> **Goal of the exercise**
In the material below, list every line carrying the string "Matrix".

+===+

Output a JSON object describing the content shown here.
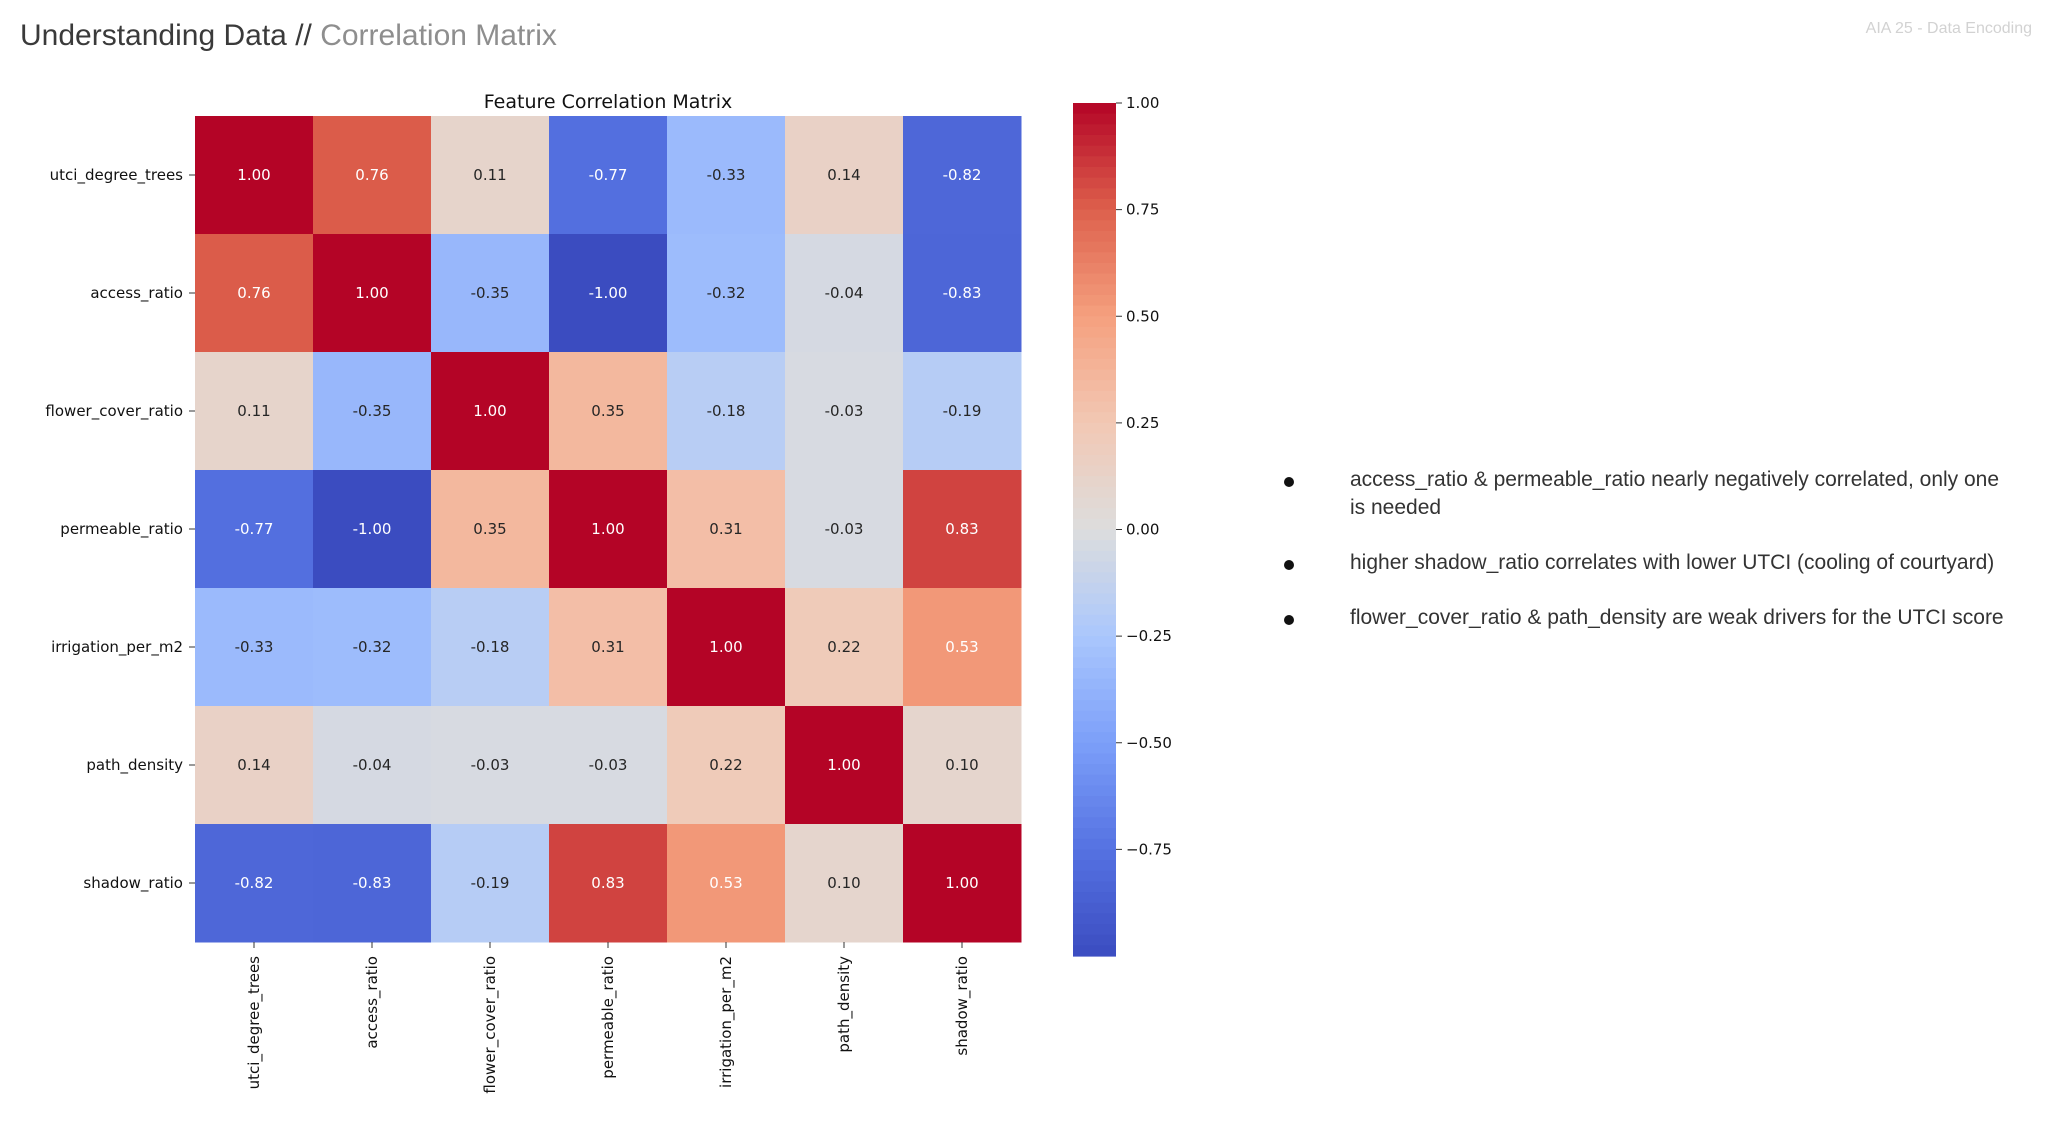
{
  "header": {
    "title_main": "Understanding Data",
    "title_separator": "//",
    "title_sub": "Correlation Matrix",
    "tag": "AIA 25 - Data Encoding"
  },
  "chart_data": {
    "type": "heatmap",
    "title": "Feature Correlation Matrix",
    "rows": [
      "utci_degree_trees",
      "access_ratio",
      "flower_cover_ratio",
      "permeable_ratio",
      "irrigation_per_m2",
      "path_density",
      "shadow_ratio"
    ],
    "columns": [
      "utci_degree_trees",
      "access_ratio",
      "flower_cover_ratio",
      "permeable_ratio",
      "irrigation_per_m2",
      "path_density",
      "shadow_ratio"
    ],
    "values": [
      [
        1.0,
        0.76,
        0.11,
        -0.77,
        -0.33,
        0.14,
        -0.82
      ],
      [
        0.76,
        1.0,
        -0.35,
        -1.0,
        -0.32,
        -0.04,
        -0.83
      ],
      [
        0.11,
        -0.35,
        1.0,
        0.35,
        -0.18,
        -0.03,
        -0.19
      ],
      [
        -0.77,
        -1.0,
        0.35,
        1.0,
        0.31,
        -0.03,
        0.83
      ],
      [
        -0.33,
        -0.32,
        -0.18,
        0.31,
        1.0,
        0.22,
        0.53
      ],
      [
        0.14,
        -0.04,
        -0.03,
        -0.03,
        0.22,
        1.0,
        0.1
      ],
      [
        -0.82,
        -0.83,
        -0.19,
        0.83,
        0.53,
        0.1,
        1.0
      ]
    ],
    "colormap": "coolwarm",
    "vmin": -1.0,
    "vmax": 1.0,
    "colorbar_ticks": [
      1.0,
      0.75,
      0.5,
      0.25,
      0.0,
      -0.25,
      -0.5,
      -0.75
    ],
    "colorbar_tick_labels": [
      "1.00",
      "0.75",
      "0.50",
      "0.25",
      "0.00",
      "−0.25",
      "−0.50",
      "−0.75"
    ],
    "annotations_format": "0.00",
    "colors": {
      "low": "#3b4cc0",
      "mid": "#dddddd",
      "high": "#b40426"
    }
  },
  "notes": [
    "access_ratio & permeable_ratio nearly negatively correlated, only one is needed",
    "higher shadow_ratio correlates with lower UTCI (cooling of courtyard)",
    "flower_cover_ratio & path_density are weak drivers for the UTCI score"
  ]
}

+===+

> **Task solution**
    "title_sub": "Correlation Matrix",
    "title": "Feature Correlation Matrix",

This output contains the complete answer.